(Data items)

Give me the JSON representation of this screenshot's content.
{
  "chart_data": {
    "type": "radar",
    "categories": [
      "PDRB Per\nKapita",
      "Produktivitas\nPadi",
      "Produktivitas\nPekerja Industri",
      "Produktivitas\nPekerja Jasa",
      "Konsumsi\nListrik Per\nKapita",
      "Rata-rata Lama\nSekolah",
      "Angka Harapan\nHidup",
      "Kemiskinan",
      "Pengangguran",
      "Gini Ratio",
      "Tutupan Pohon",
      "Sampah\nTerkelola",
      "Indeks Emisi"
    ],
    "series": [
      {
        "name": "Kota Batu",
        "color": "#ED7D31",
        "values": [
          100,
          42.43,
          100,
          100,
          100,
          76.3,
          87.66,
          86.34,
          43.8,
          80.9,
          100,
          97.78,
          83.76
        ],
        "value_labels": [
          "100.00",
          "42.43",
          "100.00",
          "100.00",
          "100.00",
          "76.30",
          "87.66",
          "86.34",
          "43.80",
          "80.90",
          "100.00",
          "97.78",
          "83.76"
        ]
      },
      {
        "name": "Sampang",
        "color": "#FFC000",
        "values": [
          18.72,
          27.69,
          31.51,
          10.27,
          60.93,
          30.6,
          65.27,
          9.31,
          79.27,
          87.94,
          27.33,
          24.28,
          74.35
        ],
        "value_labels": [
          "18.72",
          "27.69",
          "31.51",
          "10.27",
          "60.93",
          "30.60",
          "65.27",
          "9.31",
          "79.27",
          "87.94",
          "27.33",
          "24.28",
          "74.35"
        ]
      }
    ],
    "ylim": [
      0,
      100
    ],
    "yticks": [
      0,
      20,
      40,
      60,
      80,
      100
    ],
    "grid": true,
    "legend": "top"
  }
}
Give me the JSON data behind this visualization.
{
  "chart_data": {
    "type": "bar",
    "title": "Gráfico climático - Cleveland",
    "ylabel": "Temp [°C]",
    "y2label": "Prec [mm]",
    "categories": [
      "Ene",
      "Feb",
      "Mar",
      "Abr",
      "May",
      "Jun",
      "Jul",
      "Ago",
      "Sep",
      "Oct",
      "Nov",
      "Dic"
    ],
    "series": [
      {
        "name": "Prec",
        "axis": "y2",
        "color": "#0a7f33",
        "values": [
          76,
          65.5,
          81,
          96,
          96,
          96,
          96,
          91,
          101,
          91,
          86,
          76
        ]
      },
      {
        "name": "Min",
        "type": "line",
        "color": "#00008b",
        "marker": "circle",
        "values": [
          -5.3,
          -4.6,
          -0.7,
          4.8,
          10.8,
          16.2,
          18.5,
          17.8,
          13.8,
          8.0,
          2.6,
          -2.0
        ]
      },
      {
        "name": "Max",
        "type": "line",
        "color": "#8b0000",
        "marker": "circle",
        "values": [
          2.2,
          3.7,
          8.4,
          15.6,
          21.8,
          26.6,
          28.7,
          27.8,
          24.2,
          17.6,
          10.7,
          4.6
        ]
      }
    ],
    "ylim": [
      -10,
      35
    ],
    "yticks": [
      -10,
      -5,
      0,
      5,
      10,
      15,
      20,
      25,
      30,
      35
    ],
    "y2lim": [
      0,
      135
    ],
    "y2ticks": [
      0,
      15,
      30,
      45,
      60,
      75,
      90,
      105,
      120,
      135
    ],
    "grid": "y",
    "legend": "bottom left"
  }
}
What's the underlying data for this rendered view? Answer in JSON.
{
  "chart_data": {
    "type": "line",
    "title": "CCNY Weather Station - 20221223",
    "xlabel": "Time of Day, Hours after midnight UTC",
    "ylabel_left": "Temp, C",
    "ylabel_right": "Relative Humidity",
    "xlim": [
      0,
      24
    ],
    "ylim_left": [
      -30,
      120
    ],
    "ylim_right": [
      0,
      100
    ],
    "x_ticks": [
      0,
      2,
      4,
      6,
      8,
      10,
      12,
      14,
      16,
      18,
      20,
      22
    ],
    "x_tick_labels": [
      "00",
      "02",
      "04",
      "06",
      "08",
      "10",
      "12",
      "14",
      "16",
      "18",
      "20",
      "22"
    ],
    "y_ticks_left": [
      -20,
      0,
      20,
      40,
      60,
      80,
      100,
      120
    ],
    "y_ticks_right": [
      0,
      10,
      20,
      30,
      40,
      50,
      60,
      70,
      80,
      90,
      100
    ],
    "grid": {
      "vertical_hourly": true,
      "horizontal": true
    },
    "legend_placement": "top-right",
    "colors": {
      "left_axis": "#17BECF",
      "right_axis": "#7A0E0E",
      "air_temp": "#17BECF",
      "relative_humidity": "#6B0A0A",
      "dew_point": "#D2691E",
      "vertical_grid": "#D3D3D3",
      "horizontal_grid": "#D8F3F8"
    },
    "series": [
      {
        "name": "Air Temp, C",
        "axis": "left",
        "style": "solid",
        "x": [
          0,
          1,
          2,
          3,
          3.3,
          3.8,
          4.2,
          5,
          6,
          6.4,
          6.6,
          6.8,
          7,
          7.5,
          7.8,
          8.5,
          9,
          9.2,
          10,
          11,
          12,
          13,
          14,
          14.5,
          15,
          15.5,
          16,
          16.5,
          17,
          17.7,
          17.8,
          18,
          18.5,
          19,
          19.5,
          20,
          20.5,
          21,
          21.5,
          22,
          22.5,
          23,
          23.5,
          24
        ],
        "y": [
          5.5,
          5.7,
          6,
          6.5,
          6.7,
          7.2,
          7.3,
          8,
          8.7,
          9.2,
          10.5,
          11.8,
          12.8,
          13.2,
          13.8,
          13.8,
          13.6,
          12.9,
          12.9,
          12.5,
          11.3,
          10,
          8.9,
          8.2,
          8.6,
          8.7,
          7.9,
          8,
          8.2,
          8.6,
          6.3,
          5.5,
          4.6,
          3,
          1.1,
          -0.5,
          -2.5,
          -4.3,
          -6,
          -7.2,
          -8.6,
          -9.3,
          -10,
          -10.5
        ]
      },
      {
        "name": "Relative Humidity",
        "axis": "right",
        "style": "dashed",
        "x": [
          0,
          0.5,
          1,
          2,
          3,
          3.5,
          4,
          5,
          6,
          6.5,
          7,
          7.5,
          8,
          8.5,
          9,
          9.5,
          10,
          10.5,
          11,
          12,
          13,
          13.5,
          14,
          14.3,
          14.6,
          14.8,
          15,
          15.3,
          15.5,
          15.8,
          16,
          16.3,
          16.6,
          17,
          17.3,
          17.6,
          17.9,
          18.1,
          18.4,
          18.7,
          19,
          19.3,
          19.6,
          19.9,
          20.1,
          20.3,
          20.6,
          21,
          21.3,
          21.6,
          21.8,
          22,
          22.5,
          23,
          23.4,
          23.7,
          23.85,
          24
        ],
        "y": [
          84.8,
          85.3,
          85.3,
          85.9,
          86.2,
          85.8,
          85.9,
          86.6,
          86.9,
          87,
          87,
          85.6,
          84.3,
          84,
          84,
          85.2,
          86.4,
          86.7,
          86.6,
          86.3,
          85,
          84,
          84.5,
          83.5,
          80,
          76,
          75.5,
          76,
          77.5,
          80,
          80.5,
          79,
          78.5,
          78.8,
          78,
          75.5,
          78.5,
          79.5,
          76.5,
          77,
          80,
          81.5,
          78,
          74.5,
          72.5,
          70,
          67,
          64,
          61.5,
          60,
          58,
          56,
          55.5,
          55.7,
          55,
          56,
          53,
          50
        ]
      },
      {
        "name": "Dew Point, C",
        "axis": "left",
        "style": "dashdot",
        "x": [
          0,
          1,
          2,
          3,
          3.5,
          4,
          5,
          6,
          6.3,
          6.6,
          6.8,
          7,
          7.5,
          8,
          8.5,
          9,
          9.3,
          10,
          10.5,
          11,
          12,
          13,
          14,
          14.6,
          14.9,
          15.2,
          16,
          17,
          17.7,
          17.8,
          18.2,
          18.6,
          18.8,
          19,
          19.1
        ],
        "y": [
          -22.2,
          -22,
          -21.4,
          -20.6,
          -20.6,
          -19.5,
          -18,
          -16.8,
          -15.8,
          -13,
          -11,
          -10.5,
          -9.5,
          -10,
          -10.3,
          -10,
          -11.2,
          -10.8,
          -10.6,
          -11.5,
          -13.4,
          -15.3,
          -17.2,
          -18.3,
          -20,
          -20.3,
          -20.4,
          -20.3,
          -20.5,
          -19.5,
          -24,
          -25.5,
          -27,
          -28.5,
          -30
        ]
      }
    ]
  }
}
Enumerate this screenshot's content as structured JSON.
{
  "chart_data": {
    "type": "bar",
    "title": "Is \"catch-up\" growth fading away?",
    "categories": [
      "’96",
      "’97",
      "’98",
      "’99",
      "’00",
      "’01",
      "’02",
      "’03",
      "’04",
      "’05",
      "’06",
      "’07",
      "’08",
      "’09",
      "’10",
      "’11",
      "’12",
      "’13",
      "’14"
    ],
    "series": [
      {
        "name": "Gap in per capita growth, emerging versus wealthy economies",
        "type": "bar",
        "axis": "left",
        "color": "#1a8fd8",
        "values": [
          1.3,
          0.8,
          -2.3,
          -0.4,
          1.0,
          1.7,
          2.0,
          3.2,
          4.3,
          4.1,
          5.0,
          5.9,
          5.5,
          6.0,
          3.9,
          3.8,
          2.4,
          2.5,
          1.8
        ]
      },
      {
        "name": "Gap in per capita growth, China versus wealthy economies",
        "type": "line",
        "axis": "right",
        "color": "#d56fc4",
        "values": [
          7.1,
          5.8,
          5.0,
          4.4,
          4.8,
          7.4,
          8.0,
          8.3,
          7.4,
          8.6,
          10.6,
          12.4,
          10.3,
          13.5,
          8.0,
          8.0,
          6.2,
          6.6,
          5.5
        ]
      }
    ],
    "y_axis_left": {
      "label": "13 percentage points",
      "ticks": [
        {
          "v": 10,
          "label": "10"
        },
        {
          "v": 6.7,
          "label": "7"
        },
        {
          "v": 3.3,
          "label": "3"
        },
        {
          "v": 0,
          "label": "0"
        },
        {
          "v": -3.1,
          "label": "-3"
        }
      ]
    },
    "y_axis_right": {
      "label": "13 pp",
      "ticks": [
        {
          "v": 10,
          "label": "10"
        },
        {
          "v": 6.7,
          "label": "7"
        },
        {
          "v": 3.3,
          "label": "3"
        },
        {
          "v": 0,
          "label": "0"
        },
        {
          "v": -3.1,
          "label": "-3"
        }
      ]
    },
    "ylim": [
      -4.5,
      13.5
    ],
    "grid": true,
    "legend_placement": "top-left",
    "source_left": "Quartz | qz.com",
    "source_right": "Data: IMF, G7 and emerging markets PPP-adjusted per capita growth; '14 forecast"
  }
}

- **INSTRUCTIONS FOR THE TASK**: Pull out all lines containing "JSON".

- **COMPLETE OUTPUT**:
Give me the JSON representation of this screenshot's content.
Give me the JSON data behind this visualization.
What's the underlying data for this rendered view? Answer in JSON.
Enumerate this screenshot's content as structured JSON.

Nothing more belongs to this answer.